** START OF Data listing **

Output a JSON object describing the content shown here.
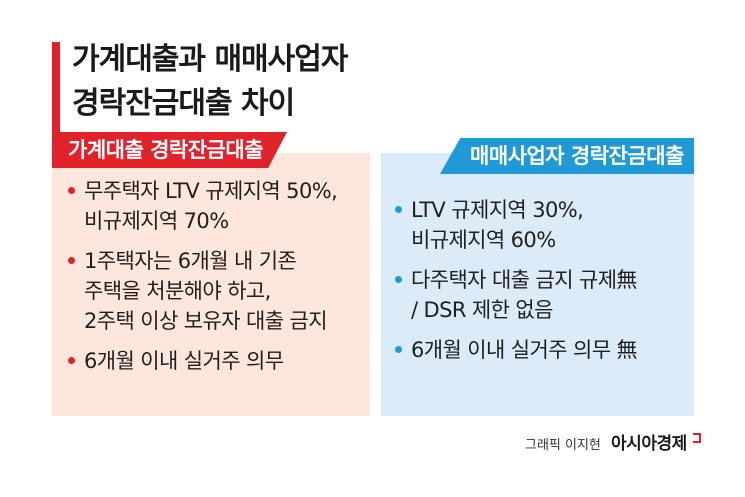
{
  "title": {
    "line1": "가계대출과 매매사업자",
    "line2": "경락잔금대출 차이"
  },
  "left_panel": {
    "tab_label": "가계대출 경락잔금대출",
    "items": [
      {
        "lines": [
          "무주택자 LTV 규제지역 50%,",
          "비규제지역 70%"
        ]
      },
      {
        "lines": [
          "1주택자는 6개월 내 기존",
          "주택을 처분해야 하고,",
          "2주택 이상 보유자 대출 금지"
        ]
      },
      {
        "lines": [
          "6개월 이내 실거주 의무"
        ]
      }
    ]
  },
  "right_panel": {
    "tab_label": "매매사업자 경락잔금대출",
    "items": [
      {
        "lines": [
          "LTV 규제지역 30%,",
          "비규제지역 60%"
        ]
      },
      {
        "lines": [
          "다주택자 대출 금지 규제無",
          "/ DSR 제한 없음"
        ]
      },
      {
        "lines": [
          "6개월 이내 실거주 의무 無"
        ]
      }
    ]
  },
  "credit": {
    "text": "그래픽 이지현",
    "brand": "아시아경제"
  },
  "colors": {
    "accent_red": "#e1222b",
    "accent_blue": "#1f9ad6",
    "panel_left_bg": "#fde6db",
    "panel_right_bg": "#dcebf8"
  }
}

** END OF Data listing **

### Direction
Make a word-for-word copy of the entries, without any pictures.

### Response
Output a JSON object describing the content shown here.
{
  "title": {
    "line1": "가계대출과 매매사업자",
    "line2": "경락잔금대출 차이"
  },
  "left_panel": {
    "tab_label": "가계대출 경락잔금대출",
    "items": [
      {
        "lines": [
          "무주택자 LTV 규제지역 50%,",
          "비규제지역 70%"
        ]
      },
      {
        "lines": [
          "1주택자는 6개월 내 기존",
          "주택을 처분해야 하고,",
          "2주택 이상 보유자 대출 금지"
        ]
      },
      {
        "lines": [
          "6개월 이내 실거주 의무"
        ]
      }
    ]
  },
  "right_panel": {
    "tab_label": "매매사업자 경락잔금대출",
    "items": [
      {
        "lines": [
          "LTV 규제지역 30%,",
          "비규제지역 60%"
        ]
      },
      {
        "lines": [
          "다주택자 대출 금지 규제無",
          "/ DSR 제한 없음"
        ]
      },
      {
        "lines": [
          "6개월 이내 실거주 의무 無"
        ]
      }
    ]
  },
  "credit": {
    "text": "그래픽 이지현",
    "brand": "아시아경제"
  },
  "colors": {
    "accent_red": "#e1222b",
    "accent_blue": "#1f9ad6",
    "panel_left_bg": "#fde6db",
    "panel_right_bg": "#dcebf8"
  }
}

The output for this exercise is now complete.